§ **EXERCISE DETAILS**
Print all the entries exactly.

§ **MATERIAL PROVIDED**

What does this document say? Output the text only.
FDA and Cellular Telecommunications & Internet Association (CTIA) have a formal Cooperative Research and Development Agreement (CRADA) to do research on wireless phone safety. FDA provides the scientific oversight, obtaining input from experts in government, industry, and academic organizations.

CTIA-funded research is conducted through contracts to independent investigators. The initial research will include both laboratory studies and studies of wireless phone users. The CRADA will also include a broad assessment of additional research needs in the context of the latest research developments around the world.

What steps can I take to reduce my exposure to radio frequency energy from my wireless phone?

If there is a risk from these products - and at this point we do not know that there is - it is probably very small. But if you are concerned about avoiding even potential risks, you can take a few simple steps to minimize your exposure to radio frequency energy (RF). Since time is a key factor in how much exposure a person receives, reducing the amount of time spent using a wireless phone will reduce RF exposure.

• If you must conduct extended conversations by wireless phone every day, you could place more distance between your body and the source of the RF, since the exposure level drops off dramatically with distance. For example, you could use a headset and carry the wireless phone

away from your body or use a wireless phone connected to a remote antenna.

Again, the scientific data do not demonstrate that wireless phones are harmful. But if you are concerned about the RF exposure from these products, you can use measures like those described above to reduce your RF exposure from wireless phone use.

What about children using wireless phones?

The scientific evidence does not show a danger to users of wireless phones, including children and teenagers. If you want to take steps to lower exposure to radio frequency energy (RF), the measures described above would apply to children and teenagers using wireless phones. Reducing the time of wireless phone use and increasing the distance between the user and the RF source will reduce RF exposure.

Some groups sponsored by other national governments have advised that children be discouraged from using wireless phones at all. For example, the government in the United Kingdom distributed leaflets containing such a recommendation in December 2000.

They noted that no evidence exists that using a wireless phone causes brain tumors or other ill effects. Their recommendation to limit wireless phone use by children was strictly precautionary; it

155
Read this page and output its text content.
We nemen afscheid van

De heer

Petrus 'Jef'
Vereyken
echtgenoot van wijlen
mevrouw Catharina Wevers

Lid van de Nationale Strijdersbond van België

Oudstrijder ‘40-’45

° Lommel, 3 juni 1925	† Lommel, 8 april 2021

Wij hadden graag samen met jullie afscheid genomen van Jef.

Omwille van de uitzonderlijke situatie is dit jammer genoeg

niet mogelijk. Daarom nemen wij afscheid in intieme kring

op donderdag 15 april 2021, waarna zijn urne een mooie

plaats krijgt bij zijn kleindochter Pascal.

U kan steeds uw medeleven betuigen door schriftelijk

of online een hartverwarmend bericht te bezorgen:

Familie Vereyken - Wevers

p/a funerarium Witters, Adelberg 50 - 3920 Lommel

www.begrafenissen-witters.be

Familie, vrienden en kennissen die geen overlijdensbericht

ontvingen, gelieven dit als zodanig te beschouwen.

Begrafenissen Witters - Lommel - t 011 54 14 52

§ **OUTPUT FOR THIS TASK**
What does this document say? Output the text only.
FDA and Cellular Telecommunications & Internet Association (CTIA) have a formal Cooperative Research and Development Agreement (CRADA) to do research on wireless phone safety. FDA provides the scientific oversight, obtaining input from experts in government, industry, and academic organizations.

CTIA-funded research is conducted through contracts to independent investigators. The initial research will include both laboratory studies and studies of wireless phone users. The CRADA will also include a broad assessment of additional research needs in the context of the latest research developments around the world.

What steps can I take to reduce my exposure to radio frequency energy from my wireless phone?

If there is a risk from these products - and at this point we do not know that there is - it is probably very small. But if you are concerned about avoiding even potential risks, you can take a few simple steps to minimize your exposure to radio frequency energy (RF). Since time is a key factor in how much exposure a person receives, reducing the amount of time spent using a wireless phone will reduce RF exposure.

• If you must conduct extended conversations by wireless phone every day, you could place more distance between your body and the source of the RF, since the exposure level drops off dramatically with distance. For example, you could use a headset and carry the wireless phone

away from your body or use a wireless phone connected to a remote antenna.

Again, the scientific data do not demonstrate that wireless phones are harmful. But if you are concerned about the RF exposure from these products, you can use measures like those described above to reduce your RF exposure from wireless phone use.

What about children using wireless phones?

The scientific evidence does not show a danger to users of wireless phones, including children and teenagers. If you want to take steps to lower exposure to radio frequency energy (RF), the measures described above would apply to children and teenagers using wireless phones. Reducing the time of wireless phone use and increasing the distance between the user and the RF source will reduce RF exposure.

Some groups sponsored by other national governments have advised that children be discouraged from using wireless phones at all. For example, the government in the United Kingdom distributed leaflets containing such a recommendation in December 2000.

They noted that no evidence exists that using a wireless phone causes brain tumors or other ill effects. Their recommendation to limit wireless phone use by children was strictly precautionary; it

155
Read this page and output its text content.
We nemen afscheid van

De heer

Petrus 'Jef'
Vereyken
echtgenoot van wijlen
mevrouw Catharina Wevers

Lid van de Nationale Strijdersbond van België

Oudstrijder ‘40-’45

° Lommel, 3 juni 1925	† Lommel, 8 april 2021

Wij hadden graag samen met jullie afscheid genomen van Jef.

Omwille van de uitzonderlijke situatie is dit jammer genoeg

niet mogelijk. Daarom nemen wij afscheid in intieme kring

op donderdag 15 april 2021, waarna zijn urne een mooie

plaats krijgt bij zijn kleindochter Pascal.

U kan steeds uw medeleven betuigen door schriftelijk

of online een hartverwarmend bericht te bezorgen:

Familie Vereyken - Wevers

p/a funerarium Witters, Adelberg 50 - 3920 Lommel

www.begrafenissen-witters.be

Familie, vrienden en kennissen die geen overlijdensbericht

ontvingen, gelieven dit als zodanig te beschouwen.

Begrafenissen Witters - Lommel - t 011 54 14 52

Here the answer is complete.